- [Your objective]
The records should be repeated word for word, pictures excluded.

- [Given entries]
_ _ _ _
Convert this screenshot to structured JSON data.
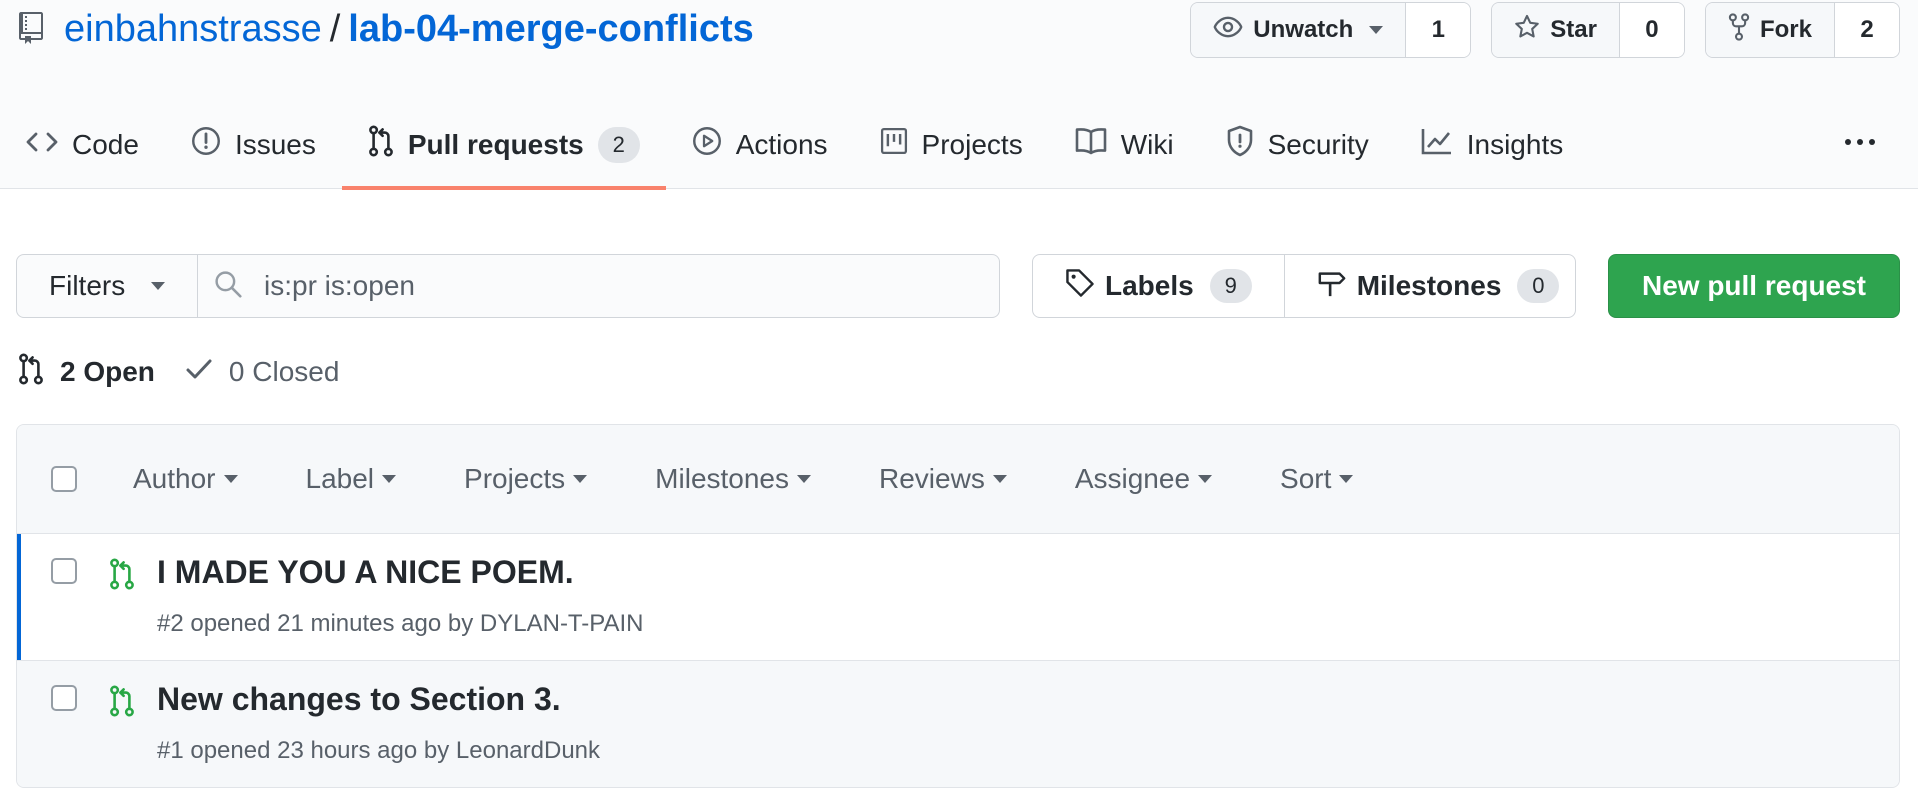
{
  "repo": {
    "owner": "einbahnstrasse",
    "separator": "/",
    "name": "lab-04-merge-conflicts"
  },
  "actions": {
    "watch": {
      "label": "Unwatch",
      "count": "1"
    },
    "star": {
      "label": "Star",
      "count": "0"
    },
    "fork": {
      "label": "Fork",
      "count": "2"
    }
  },
  "tabs": [
    {
      "label": "Code",
      "icon": "code-icon"
    },
    {
      "label": "Issues",
      "icon": "issue-icon"
    },
    {
      "label": "Pull requests",
      "icon": "git-pull-request-icon",
      "count": "2",
      "selected": true
    },
    {
      "label": "Actions",
      "icon": "play-icon"
    },
    {
      "label": "Projects",
      "icon": "project-icon"
    },
    {
      "label": "Wiki",
      "icon": "book-icon"
    },
    {
      "label": "Security",
      "icon": "shield-icon"
    },
    {
      "label": "Insights",
      "icon": "graph-icon"
    }
  ],
  "filters": {
    "button_label": "Filters",
    "search_value": "is:pr is:open",
    "labels_label": "Labels",
    "labels_count": "9",
    "milestones_label": "Milestones",
    "milestones_count": "0",
    "new_pr_label": "New pull request"
  },
  "states": {
    "open": "2 Open",
    "closed": "0 Closed"
  },
  "list_header": {
    "filters": [
      "Author",
      "Label",
      "Projects",
      "Milestones",
      "Reviews",
      "Assignee",
      "Sort"
    ]
  },
  "pull_requests": [
    {
      "title": "I MADE YOU A NICE POEM.",
      "meta": "#2 opened 21 minutes ago by DYLAN-T-PAIN"
    },
    {
      "title": "New changes to Section 3.",
      "meta": "#1 opened 23 hours ago by LeonardDunk"
    }
  ],
  "colors": {
    "link": "#0366d6",
    "accent_tab": "#f9826c",
    "green": "#2ea44f",
    "pr_open": "#28a745"
  }
}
_ _ _ _
- [Response below]
Convert this screenshot to structured JSON data.
{
  "repo": {
    "owner": "einbahnstrasse",
    "separator": "/",
    "name": "lab-04-merge-conflicts"
  },
  "actions": {
    "watch": {
      "label": "Unwatch",
      "count": "1"
    },
    "star": {
      "label": "Star",
      "count": "0"
    },
    "fork": {
      "label": "Fork",
      "count": "2"
    }
  },
  "tabs": [
    {
      "label": "Code",
      "icon": "code-icon"
    },
    {
      "label": "Issues",
      "icon": "issue-icon"
    },
    {
      "label": "Pull requests",
      "icon": "git-pull-request-icon",
      "count": "2",
      "selected": true
    },
    {
      "label": "Actions",
      "icon": "play-icon"
    },
    {
      "label": "Projects",
      "icon": "project-icon"
    },
    {
      "label": "Wiki",
      "icon": "book-icon"
    },
    {
      "label": "Security",
      "icon": "shield-icon"
    },
    {
      "label": "Insights",
      "icon": "graph-icon"
    }
  ],
  "filters": {
    "button_label": "Filters",
    "search_value": "is:pr is:open",
    "labels_label": "Labels",
    "labels_count": "9",
    "milestones_label": "Milestones",
    "milestones_count": "0",
    "new_pr_label": "New pull request"
  },
  "states": {
    "open": "2 Open",
    "closed": "0 Closed"
  },
  "list_header": {
    "filters": [
      "Author",
      "Label",
      "Projects",
      "Milestones",
      "Reviews",
      "Assignee",
      "Sort"
    ]
  },
  "pull_requests": [
    {
      "title": "I MADE YOU A NICE POEM.",
      "meta": "#2 opened 21 minutes ago by DYLAN-T-PAIN"
    },
    {
      "title": "New changes to Section 3.",
      "meta": "#1 opened 23 hours ago by LeonardDunk"
    }
  ],
  "colors": {
    "link": "#0366d6",
    "accent_tab": "#f9826c",
    "green": "#2ea44f",
    "pr_open": "#28a745"
  }
}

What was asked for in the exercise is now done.